Task instructions:
Print the complete set of entries exactly.

[Figure collection entries]
★ ★ ★ ★ ★ ★ ★
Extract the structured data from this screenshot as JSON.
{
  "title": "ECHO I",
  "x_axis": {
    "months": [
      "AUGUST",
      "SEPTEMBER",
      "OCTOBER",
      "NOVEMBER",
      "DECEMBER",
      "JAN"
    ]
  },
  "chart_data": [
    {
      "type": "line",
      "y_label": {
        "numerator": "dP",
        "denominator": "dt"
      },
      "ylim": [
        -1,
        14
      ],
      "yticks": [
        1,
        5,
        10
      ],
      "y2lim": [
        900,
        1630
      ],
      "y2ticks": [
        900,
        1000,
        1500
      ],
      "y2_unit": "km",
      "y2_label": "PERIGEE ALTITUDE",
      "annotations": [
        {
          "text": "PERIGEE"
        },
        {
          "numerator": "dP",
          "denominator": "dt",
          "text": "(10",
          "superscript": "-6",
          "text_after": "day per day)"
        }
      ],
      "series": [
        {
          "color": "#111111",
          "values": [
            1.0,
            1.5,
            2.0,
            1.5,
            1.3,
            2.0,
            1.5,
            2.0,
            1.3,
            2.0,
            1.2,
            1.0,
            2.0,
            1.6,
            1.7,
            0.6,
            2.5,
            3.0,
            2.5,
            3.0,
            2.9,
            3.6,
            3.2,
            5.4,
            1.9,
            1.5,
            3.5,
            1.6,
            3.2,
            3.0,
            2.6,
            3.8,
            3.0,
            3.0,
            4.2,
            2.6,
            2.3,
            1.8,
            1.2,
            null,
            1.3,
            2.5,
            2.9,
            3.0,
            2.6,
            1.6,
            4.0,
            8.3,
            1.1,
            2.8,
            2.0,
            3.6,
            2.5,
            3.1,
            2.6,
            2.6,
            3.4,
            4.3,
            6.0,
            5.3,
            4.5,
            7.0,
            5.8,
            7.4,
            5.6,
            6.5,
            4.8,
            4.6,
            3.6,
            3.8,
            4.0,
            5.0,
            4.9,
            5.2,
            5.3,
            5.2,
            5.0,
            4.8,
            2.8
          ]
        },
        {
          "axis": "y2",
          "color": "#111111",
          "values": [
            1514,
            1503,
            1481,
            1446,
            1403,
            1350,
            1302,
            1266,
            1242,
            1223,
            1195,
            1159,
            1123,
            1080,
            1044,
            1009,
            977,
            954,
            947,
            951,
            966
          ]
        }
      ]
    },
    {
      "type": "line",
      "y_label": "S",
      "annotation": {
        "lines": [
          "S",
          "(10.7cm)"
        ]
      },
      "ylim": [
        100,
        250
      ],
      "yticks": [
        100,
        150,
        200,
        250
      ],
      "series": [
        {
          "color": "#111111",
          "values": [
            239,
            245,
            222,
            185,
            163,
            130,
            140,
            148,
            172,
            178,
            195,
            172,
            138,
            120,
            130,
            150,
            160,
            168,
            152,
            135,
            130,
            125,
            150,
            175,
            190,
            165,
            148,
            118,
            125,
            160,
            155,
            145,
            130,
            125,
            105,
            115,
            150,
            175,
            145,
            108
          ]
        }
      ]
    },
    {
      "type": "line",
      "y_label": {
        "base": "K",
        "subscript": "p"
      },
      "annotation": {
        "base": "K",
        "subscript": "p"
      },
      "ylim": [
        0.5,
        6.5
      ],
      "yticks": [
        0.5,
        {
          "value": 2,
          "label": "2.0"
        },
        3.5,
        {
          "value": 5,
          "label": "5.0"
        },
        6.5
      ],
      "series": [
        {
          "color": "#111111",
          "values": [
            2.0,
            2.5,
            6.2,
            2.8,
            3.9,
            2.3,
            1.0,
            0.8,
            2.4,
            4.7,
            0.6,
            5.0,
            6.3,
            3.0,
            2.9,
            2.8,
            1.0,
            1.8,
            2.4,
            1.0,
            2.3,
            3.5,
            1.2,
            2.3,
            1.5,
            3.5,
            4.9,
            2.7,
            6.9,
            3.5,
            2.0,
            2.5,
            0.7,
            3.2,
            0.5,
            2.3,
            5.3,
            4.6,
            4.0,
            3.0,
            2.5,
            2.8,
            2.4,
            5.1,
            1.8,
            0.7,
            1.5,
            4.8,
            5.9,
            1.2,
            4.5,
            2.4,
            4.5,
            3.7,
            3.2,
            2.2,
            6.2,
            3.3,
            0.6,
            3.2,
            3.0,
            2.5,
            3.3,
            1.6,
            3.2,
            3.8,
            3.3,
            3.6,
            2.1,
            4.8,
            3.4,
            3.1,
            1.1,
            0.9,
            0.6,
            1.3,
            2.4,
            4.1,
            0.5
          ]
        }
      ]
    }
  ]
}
★ ★ ★ ★ ★ ★ ★
Exercise result:
Extract the structured data from this screenshot as JSON.
{
  "title": "ECHO I",
  "x_axis": {
    "months": [
      "AUGUST",
      "SEPTEMBER",
      "OCTOBER",
      "NOVEMBER",
      "DECEMBER",
      "JAN"
    ]
  },
  "chart_data": [
    {
      "type": "line",
      "y_label": {
        "numerator": "dP",
        "denominator": "dt"
      },
      "ylim": [
        -1,
        14
      ],
      "yticks": [
        1,
        5,
        10
      ],
      "y2lim": [
        900,
        1630
      ],
      "y2ticks": [
        900,
        1000,
        1500
      ],
      "y2_unit": "km",
      "y2_label": "PERIGEE ALTITUDE",
      "annotations": [
        {
          "text": "PERIGEE"
        },
        {
          "numerator": "dP",
          "denominator": "dt",
          "text": "(10",
          "superscript": "-6",
          "text_after": "day per day)"
        }
      ],
      "series": [
        {
          "color": "#111111",
          "values": [
            1.0,
            1.5,
            2.0,
            1.5,
            1.3,
            2.0,
            1.5,
            2.0,
            1.3,
            2.0,
            1.2,
            1.0,
            2.0,
            1.6,
            1.7,
            0.6,
            2.5,
            3.0,
            2.5,
            3.0,
            2.9,
            3.6,
            3.2,
            5.4,
            1.9,
            1.5,
            3.5,
            1.6,
            3.2,
            3.0,
            2.6,
            3.8,
            3.0,
            3.0,
            4.2,
            2.6,
            2.3,
            1.8,
            1.2,
            null,
            1.3,
            2.5,
            2.9,
            3.0,
            2.6,
            1.6,
            4.0,
            8.3,
            1.1,
            2.8,
            2.0,
            3.6,
            2.5,
            3.1,
            2.6,
            2.6,
            3.4,
            4.3,
            6.0,
            5.3,
            4.5,
            7.0,
            5.8,
            7.4,
            5.6,
            6.5,
            4.8,
            4.6,
            3.6,
            3.8,
            4.0,
            5.0,
            4.9,
            5.2,
            5.3,
            5.2,
            5.0,
            4.8,
            2.8
          ]
        },
        {
          "axis": "y2",
          "color": "#111111",
          "values": [
            1514,
            1503,
            1481,
            1446,
            1403,
            1350,
            1302,
            1266,
            1242,
            1223,
            1195,
            1159,
            1123,
            1080,
            1044,
            1009,
            977,
            954,
            947,
            951,
            966
          ]
        }
      ]
    },
    {
      "type": "line",
      "y_label": "S",
      "annotation": {
        "lines": [
          "S",
          "(10.7cm)"
        ]
      },
      "ylim": [
        100,
        250
      ],
      "yticks": [
        100,
        150,
        200,
        250
      ],
      "series": [
        {
          "color": "#111111",
          "values": [
            239,
            245,
            222,
            185,
            163,
            130,
            140,
            148,
            172,
            178,
            195,
            172,
            138,
            120,
            130,
            150,
            160,
            168,
            152,
            135,
            130,
            125,
            150,
            175,
            190,
            165,
            148,
            118,
            125,
            160,
            155,
            145,
            130,
            125,
            105,
            115,
            150,
            175,
            145,
            108
          ]
        }
      ]
    },
    {
      "type": "line",
      "y_label": {
        "base": "K",
        "subscript": "p"
      },
      "annotation": {
        "base": "K",
        "subscript": "p"
      },
      "ylim": [
        0.5,
        6.5
      ],
      "yticks": [
        0.5,
        {
          "value": 2,
          "label": "2.0"
        },
        3.5,
        {
          "value": 5,
          "label": "5.0"
        },
        6.5
      ],
      "series": [
        {
          "color": "#111111",
          "values": [
            2.0,
            2.5,
            6.2,
            2.8,
            3.9,
            2.3,
            1.0,
            0.8,
            2.4,
            4.7,
            0.6,
            5.0,
            6.3,
            3.0,
            2.9,
            2.8,
            1.0,
            1.8,
            2.4,
            1.0,
            2.3,
            3.5,
            1.2,
            2.3,
            1.5,
            3.5,
            4.9,
            2.7,
            6.9,
            3.5,
            2.0,
            2.5,
            0.7,
            3.2,
            0.5,
            2.3,
            5.3,
            4.6,
            4.0,
            3.0,
            2.5,
            2.8,
            2.4,
            5.1,
            1.8,
            0.7,
            1.5,
            4.8,
            5.9,
            1.2,
            4.5,
            2.4,
            4.5,
            3.7,
            3.2,
            2.2,
            6.2,
            3.3,
            0.6,
            3.2,
            3.0,
            2.5,
            3.3,
            1.6,
            3.2,
            3.8,
            3.3,
            3.6,
            2.1,
            4.8,
            3.4,
            3.1,
            1.1,
            0.9,
            0.6,
            1.3,
            2.4,
            4.1,
            0.5
          ]
        }
      ]
    }
  ]
}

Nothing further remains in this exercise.